== YOUR OBJECTIVE ==
Print the listing as it stands, omitting all images.

◇ ◇ ◇

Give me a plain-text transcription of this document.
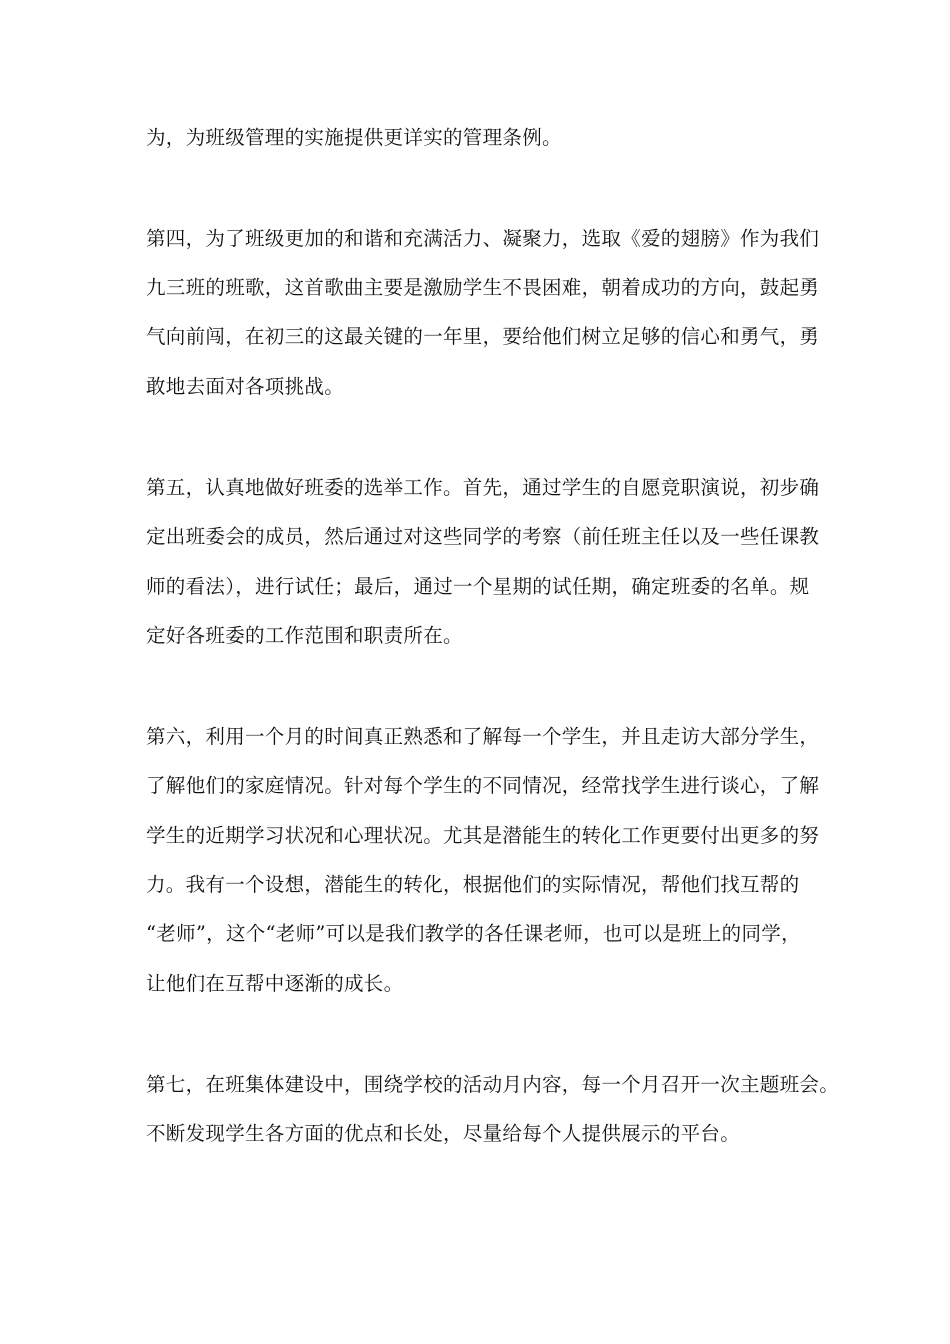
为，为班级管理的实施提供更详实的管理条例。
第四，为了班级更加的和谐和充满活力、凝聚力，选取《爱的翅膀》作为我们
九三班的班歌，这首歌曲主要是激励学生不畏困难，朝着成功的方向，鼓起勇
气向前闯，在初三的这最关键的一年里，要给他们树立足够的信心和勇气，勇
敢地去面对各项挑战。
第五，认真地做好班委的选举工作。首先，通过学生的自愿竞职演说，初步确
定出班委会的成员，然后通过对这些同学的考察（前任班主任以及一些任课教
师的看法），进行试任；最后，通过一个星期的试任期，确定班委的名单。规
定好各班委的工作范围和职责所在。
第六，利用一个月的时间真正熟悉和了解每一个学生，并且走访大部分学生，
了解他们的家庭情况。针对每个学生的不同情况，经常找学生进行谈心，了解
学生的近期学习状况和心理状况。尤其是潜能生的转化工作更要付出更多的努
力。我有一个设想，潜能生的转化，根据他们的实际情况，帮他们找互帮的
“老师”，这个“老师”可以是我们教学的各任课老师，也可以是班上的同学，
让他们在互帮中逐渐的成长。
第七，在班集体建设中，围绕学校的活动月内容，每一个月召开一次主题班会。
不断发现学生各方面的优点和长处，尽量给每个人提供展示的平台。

◇ ◇ ◇

== TASK RESPONSE ==
Give me a plain-text transcription of this document.
为，为班级管理的实施提供更详实的管理条例。
第四，为了班级更加的和谐和充满活力、凝聚力，选取《爱的翅膀》作为我们
九三班的班歌，这首歌曲主要是激励学生不畏困难，朝着成功的方向，鼓起勇
气向前闯，在初三的这最关键的一年里，要给他们树立足够的信心和勇气，勇
敢地去面对各项挑战。
第五，认真地做好班委的选举工作。首先，通过学生的自愿竞职演说，初步确
定出班委会的成员，然后通过对这些同学的考察（前任班主任以及一些任课教
师的看法），进行试任；最后，通过一个星期的试任期，确定班委的名单。规
定好各班委的工作范围和职责所在。
第六，利用一个月的时间真正熟悉和了解每一个学生，并且走访大部分学生，
了解他们的家庭情况。针对每个学生的不同情况，经常找学生进行谈心，了解
学生的近期学习状况和心理状况。尤其是潜能生的转化工作更要付出更多的努
力。我有一个设想，潜能生的转化，根据他们的实际情况，帮他们找互帮的
“老师”，这个“老师”可以是我们教学的各任课老师，也可以是班上的同学，
让他们在互帮中逐渐的成长。
第七，在班集体建设中，围绕学校的活动月内容，每一个月召开一次主题班会。
不断发现学生各方面的优点和长处，尽量给每个人提供展示的平台。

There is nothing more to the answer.